▶ _Exercise aim_: Exactly as given, repeat all of the entries.

====== Material for the task

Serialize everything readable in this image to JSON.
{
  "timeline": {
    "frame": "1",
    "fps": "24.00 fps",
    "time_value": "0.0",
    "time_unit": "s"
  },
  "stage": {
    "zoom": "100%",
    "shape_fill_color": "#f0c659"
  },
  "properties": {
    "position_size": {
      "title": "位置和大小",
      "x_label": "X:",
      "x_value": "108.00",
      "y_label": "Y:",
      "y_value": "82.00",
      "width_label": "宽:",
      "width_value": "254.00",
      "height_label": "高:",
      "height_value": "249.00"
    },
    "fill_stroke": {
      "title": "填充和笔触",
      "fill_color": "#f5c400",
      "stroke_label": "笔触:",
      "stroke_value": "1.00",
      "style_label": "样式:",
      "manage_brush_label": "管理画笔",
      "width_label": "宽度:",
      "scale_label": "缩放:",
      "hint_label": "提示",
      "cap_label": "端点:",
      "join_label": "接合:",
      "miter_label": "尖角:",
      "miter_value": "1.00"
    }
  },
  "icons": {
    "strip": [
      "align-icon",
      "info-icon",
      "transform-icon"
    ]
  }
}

============

▶ _The result_:
Serialize everything readable in this image to JSON.
{
  "timeline": {
    "frame": "1",
    "fps": "24.00 fps",
    "time_value": "0.0",
    "time_unit": "s"
  },
  "stage": {
    "zoom": "100%",
    "shape_fill_color": "#f0c659"
  },
  "properties": {
    "position_size": {
      "title": "位置和大小",
      "x_label": "X:",
      "x_value": "108.00",
      "y_label": "Y:",
      "y_value": "82.00",
      "width_label": "宽:",
      "width_value": "254.00",
      "height_label": "高:",
      "height_value": "249.00"
    },
    "fill_stroke": {
      "title": "填充和笔触",
      "fill_color": "#f5c400",
      "stroke_label": "笔触:",
      "stroke_value": "1.00",
      "style_label": "样式:",
      "manage_brush_label": "管理画笔",
      "width_label": "宽度:",
      "scale_label": "缩放:",
      "hint_label": "提示",
      "cap_label": "端点:",
      "join_label": "接合:",
      "miter_label": "尖角:",
      "miter_value": "1.00"
    }
  },
  "icons": {
    "strip": [
      "align-icon",
      "info-icon",
      "transform-icon"
    ]
  }
}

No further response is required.